Exercise brief: Transcribe the data that follows precisely, omitting nothing.

Input rows:

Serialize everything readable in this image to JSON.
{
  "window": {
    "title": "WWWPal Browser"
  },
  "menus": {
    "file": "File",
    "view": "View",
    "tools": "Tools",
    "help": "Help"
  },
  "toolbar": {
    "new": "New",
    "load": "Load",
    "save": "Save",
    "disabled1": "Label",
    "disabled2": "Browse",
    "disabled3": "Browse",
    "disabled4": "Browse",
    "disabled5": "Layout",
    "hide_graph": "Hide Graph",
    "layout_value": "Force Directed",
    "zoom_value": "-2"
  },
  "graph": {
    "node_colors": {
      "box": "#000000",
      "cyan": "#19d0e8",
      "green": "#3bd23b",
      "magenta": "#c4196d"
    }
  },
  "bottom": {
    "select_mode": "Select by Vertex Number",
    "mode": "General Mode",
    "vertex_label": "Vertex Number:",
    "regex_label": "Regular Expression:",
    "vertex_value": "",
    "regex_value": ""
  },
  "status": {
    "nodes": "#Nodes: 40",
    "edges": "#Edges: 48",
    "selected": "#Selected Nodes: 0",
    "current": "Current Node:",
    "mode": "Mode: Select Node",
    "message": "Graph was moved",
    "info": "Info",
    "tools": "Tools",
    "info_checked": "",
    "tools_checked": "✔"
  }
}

Output of the task:
Serialize everything readable in this image to JSON.
{
  "window": {
    "title": "WWWPal Browser"
  },
  "menus": {
    "file": "File",
    "view": "View",
    "tools": "Tools",
    "help": "Help"
  },
  "toolbar": {
    "new": "New",
    "load": "Load",
    "save": "Save",
    "disabled1": "Label",
    "disabled2": "Browse",
    "disabled3": "Browse",
    "disabled4": "Browse",
    "disabled5": "Layout",
    "hide_graph": "Hide Graph",
    "layout_value": "Force Directed",
    "zoom_value": "-2"
  },
  "graph": {
    "node_colors": {
      "box": "#000000",
      "cyan": "#19d0e8",
      "green": "#3bd23b",
      "magenta": "#c4196d"
    }
  },
  "bottom": {
    "select_mode": "Select by Vertex Number",
    "mode": "General Mode",
    "vertex_label": "Vertex Number:",
    "regex_label": "Regular Expression:",
    "vertex_value": "",
    "regex_value": ""
  },
  "status": {
    "nodes": "#Nodes: 40",
    "edges": "#Edges: 48",
    "selected": "#Selected Nodes: 0",
    "current": "Current Node:",
    "mode": "Mode: Select Node",
    "message": "Graph was moved",
    "info": "Info",
    "tools": "Tools",
    "info_checked": "",
    "tools_checked": "✔"
  }
}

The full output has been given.